# Admin Tool

## Kreismeister

Hi!

Weiß jemand, ob es außer Webmin auch noch andere _freie_ AdminTools speziell für einen Webserver, der mehrere Domains hosten soll, gibt?

Vielleicht gibt es da ja OpenSource Bemühungen, denen man sich anschließen kann.

Danke,

KM

----------

## dakjo

wozu ? ey du hast nu Linux, du brauchst nix mehr klicki bunti !

Nein, nimms nicht so ernst, da gibts nen Project http://sourceforge.net/projects/openms/ kannst dir ja ma angucken.

Aber ich glaub, apache ist so mächtig, das möchte man garnicht mit nem gui tun.

----------

## Donnergurgler

 *Quote:*   

> Nein, nimms nicht so ernst, da gibts nen Project http://sourceforge.net/projects/openms/ kannst dir ja ma angucken.
> 
> 

 

Der letzte (und einzigste Snapshot) scheint vom

September 2001 zu sein. IMHO nicht wirklich aktuell

und wird scheinbar auch nicht weiterentwickelt.

Chao,

Jens

----------

## toskala

investier deine zeit wirklich lieber in ein paar ordentliche bücher/howtos, diese gui sachen bilden in den allermeisten fällen nur einen teil der optionen ab und das auch oftmals sehr starr, taugt nicht für ernsthafte bemühungen und ausserdem lernt man nix dabei ausser ne gui zu bedienen.

----------

## sarahb523

 *toskala wrote:*   

> investier deine zeit wirklich lieber in ein paar ordentliche bücher/howtos, diese gui sachen bilden in den allermeisten fällen nur einen teil der optionen ab und das auch oftmals sehr starr, taugt nicht für ernsthafte bemühungen und ausserdem lernt man nix dabei ausser ne gui zu bedienen.

_Datensätze_
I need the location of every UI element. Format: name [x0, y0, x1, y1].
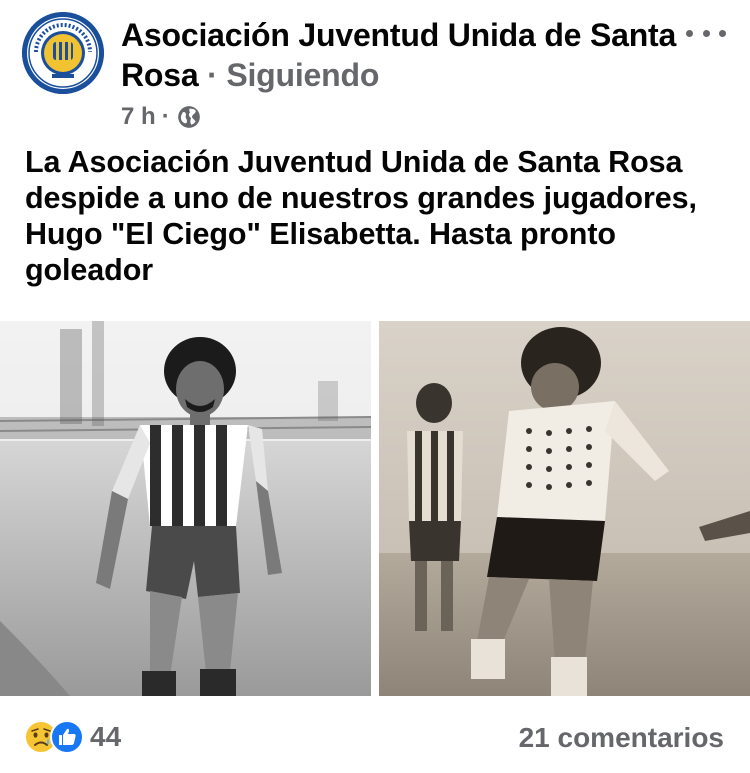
- photo-player-standing-image: [0, 321, 371, 696]
- meta-separator: ·: [161, 103, 170, 130]
- post-text: La Asociación Juventud Unida de Santa Ro…: [25, 145, 697, 287]
- page-name-line: Asociación Juventud Unida de Santa Rosa …: [121, 15, 681, 95]
- club-crest-icon: [22, 12, 104, 94]
- comments-count-link[interactable]: 21 comentarios: [519, 722, 724, 754]
- photo-player-running[interactable]: [379, 321, 750, 696]
- photo-player-standing[interactable]: [0, 321, 371, 696]
- reactions-summary[interactable]: 44: [24, 720, 121, 754]
- post-meta: 7 h ·: [121, 101, 202, 133]
- more-horizontal-icon: [686, 29, 693, 37]
- name-separator: ·: [207, 57, 218, 93]
- post-time[interactable]: 7 h: [121, 103, 156, 131]
- like-reaction-icon: [50, 720, 84, 754]
- globe-icon: [177, 106, 200, 128]
- photo-player-running-image: [379, 321, 750, 696]
- post-footer: 44 21 comentarios: [0, 696, 750, 773]
- post-header: Asociación Juventud Unida de Santa Rosa …: [0, 0, 750, 140]
- page-name-link[interactable]: Asociación Juventud Unida de Santa Rosa: [121, 17, 676, 93]
- more-options-button[interactable]: [686, 18, 726, 48]
- more-horizontal-icon: [719, 29, 726, 37]
- reaction-count: 44: [90, 721, 122, 752]
- more-horizontal-icon: [702, 29, 710, 37]
- page-avatar[interactable]: [22, 12, 104, 94]
- follow-status[interactable]: Siguiendo: [226, 57, 379, 93]
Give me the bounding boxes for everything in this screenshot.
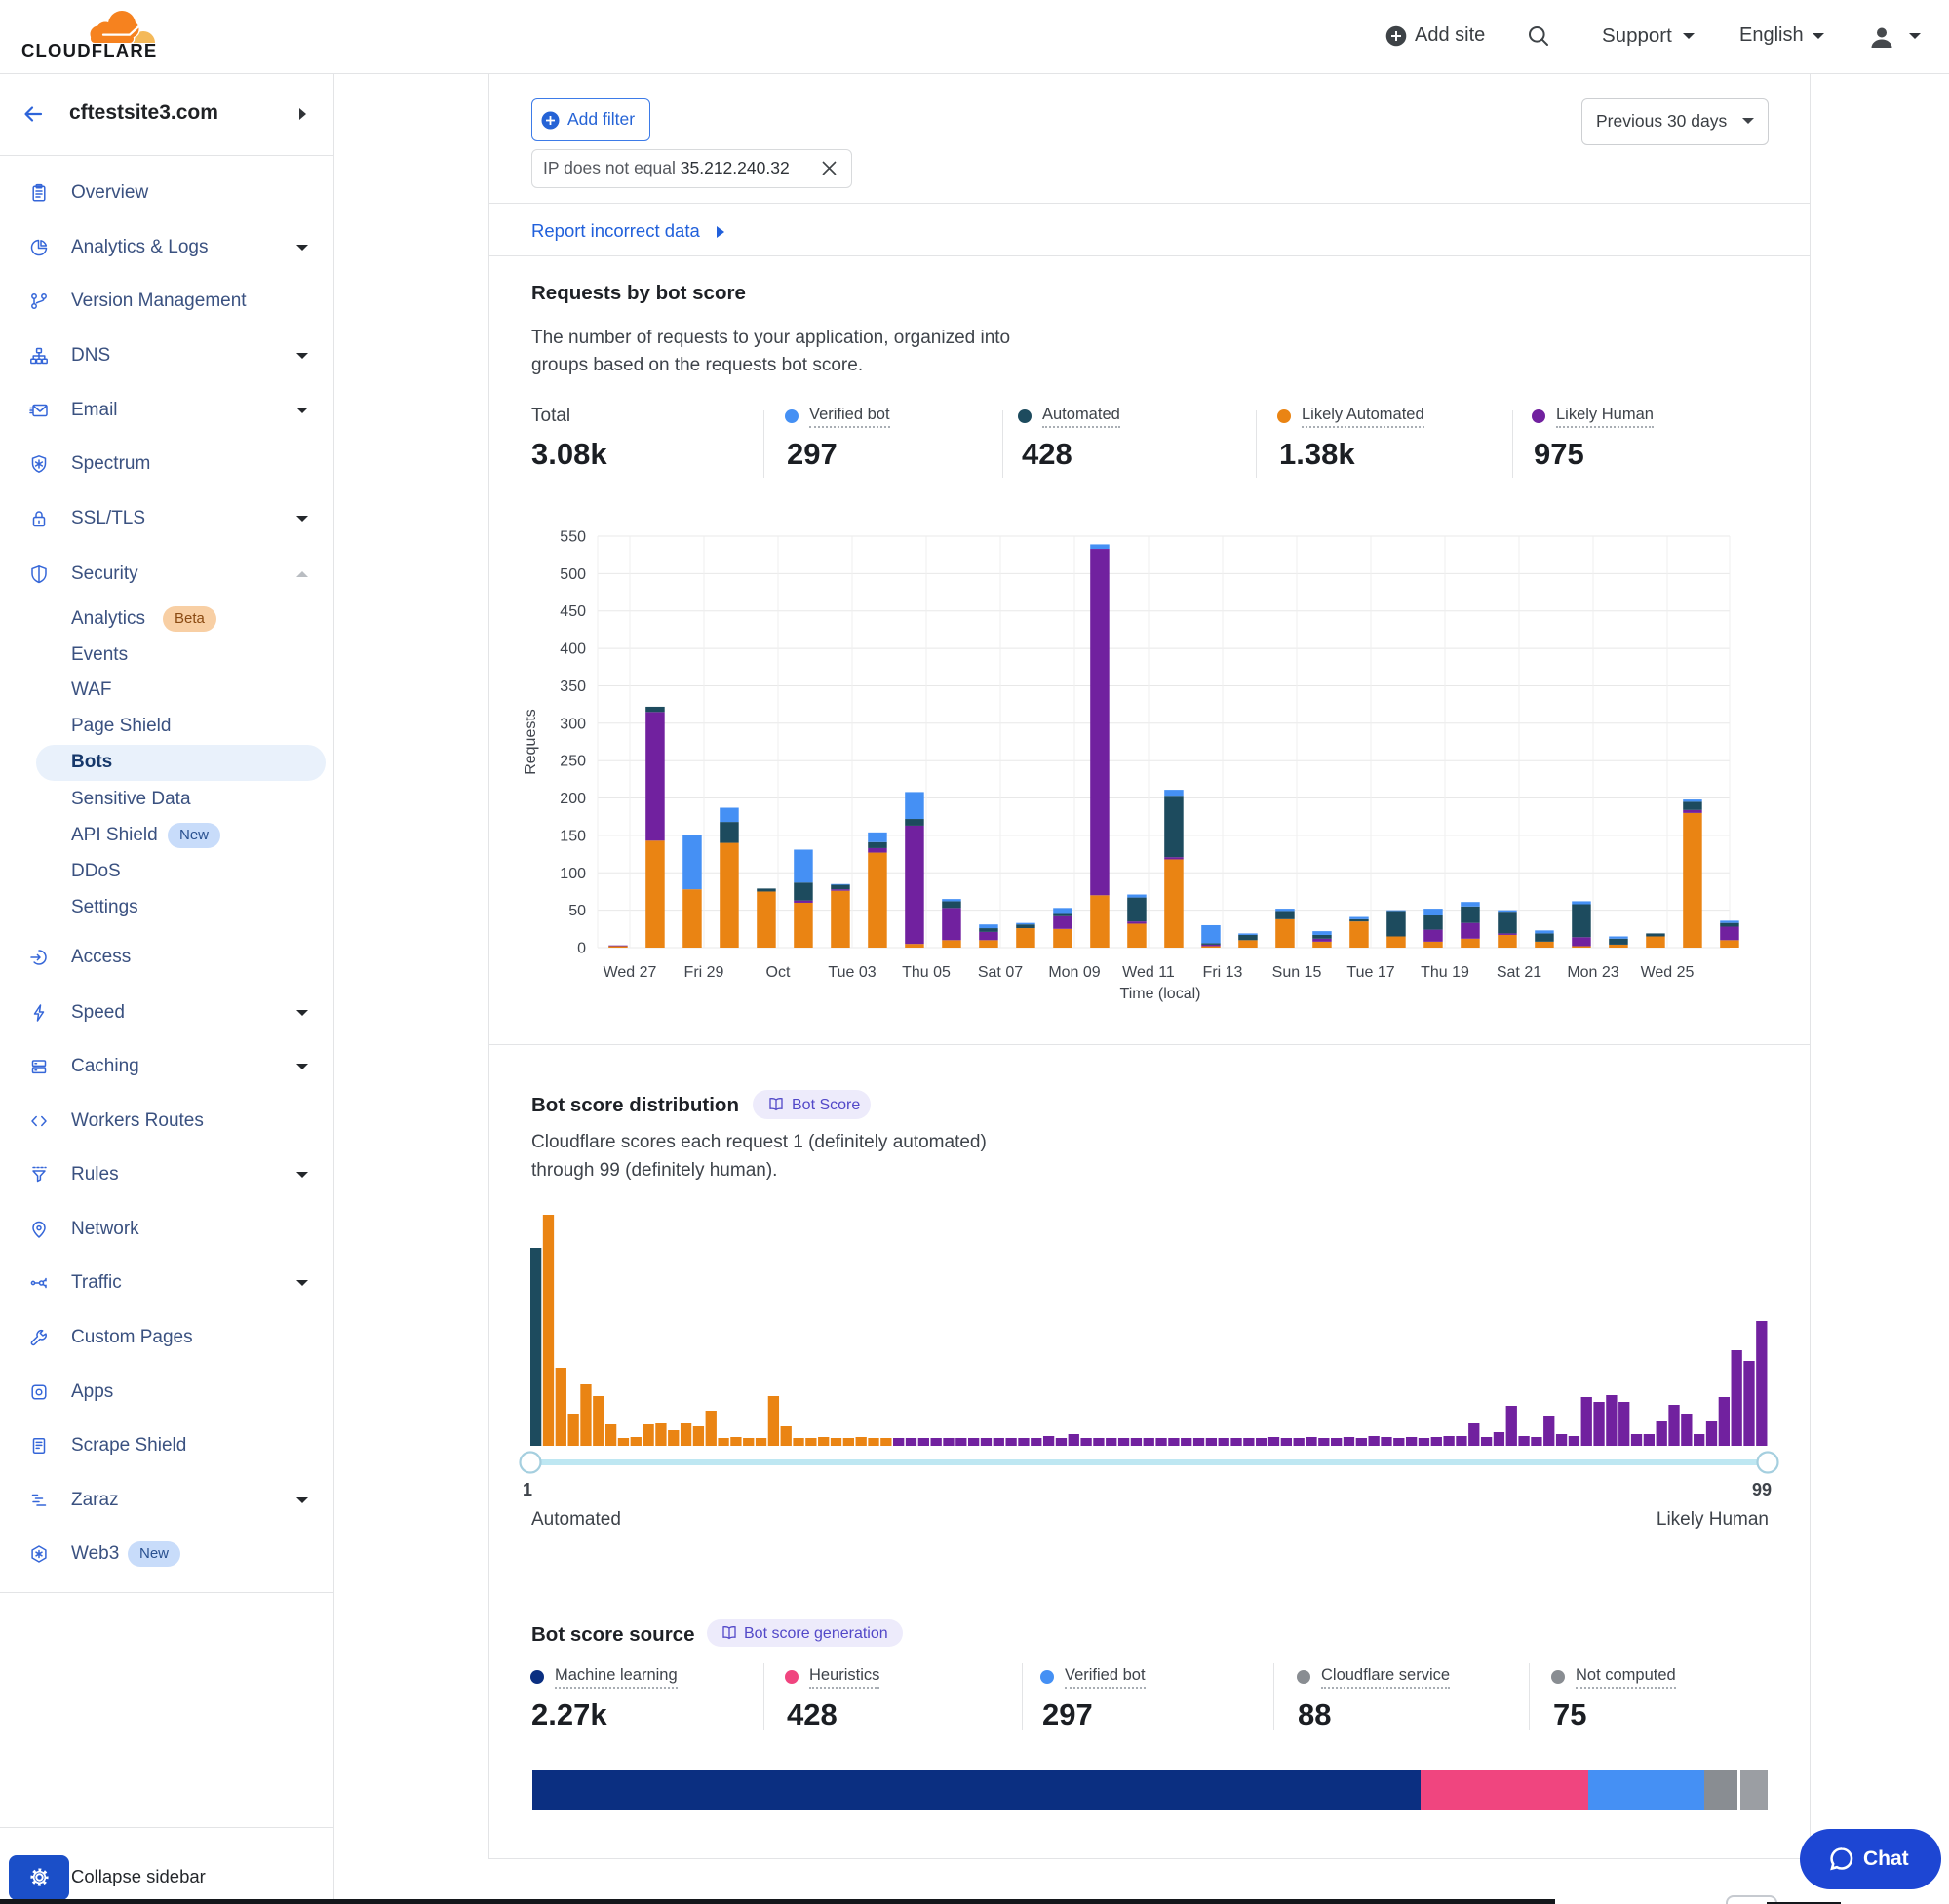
svg-text:Time (local): Time (local) [1120, 986, 1201, 1002]
svg-text:150: 150 [560, 828, 586, 844]
svg-text:50: 50 [568, 903, 586, 919]
svg-text:Sun 15: Sun 15 [1272, 964, 1322, 981]
svg-text:300: 300 [560, 716, 586, 732]
svg-text:250: 250 [560, 754, 586, 770]
svg-text:450: 450 [560, 603, 586, 620]
svg-text:Tue 17: Tue 17 [1346, 964, 1394, 981]
svg-text:Mon 23: Mon 23 [1567, 964, 1618, 981]
svg-text:0: 0 [577, 941, 586, 957]
svg-text:Fri 13: Fri 13 [1203, 964, 1243, 981]
svg-text:100: 100 [560, 866, 586, 882]
svg-text:Thu 05: Thu 05 [902, 964, 951, 981]
svg-text:Tue 03: Tue 03 [828, 964, 876, 981]
svg-text:Sat 07: Sat 07 [978, 964, 1023, 981]
svg-text:Wed 27: Wed 27 [604, 964, 657, 981]
svg-text:350: 350 [560, 679, 586, 695]
svg-text:500: 500 [560, 566, 586, 583]
svg-text:Thu 19: Thu 19 [1421, 964, 1469, 981]
svg-text:Mon 09: Mon 09 [1048, 964, 1100, 981]
svg-text:Fri 29: Fri 29 [684, 964, 724, 981]
svg-text:400: 400 [560, 641, 586, 658]
svg-text:Wed 11: Wed 11 [1122, 964, 1175, 981]
svg-text:Requests: Requests [523, 709, 539, 775]
svg-text:Wed 25: Wed 25 [1641, 964, 1695, 981]
svg-text:Sat 21: Sat 21 [1497, 964, 1541, 981]
svg-text:200: 200 [560, 791, 586, 807]
svg-text:550: 550 [560, 529, 586, 546]
svg-text:Oct: Oct [766, 964, 791, 981]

_Aufgabenstellung_
Schreiben Sie den Abschnitt des Forumsthreads über Admin-Tools von „wozu ? ey du“ bis „nem gui tun.“ erneut ab und setzen Sie dabei „nginx“ an die Stelle von „apache“.

_Lösung_
wozu ? ey du hast nu Linux, du brauchst nix mehr klicki bunti !

Nein, nimms nicht so ernst, da gibts nen Project http://sourceforge.net/projects/openms/ kannst dir ja ma angucken.

Aber ich glaub, nginx ist so mächtig, das möchte man garnicht mit nem gui tun.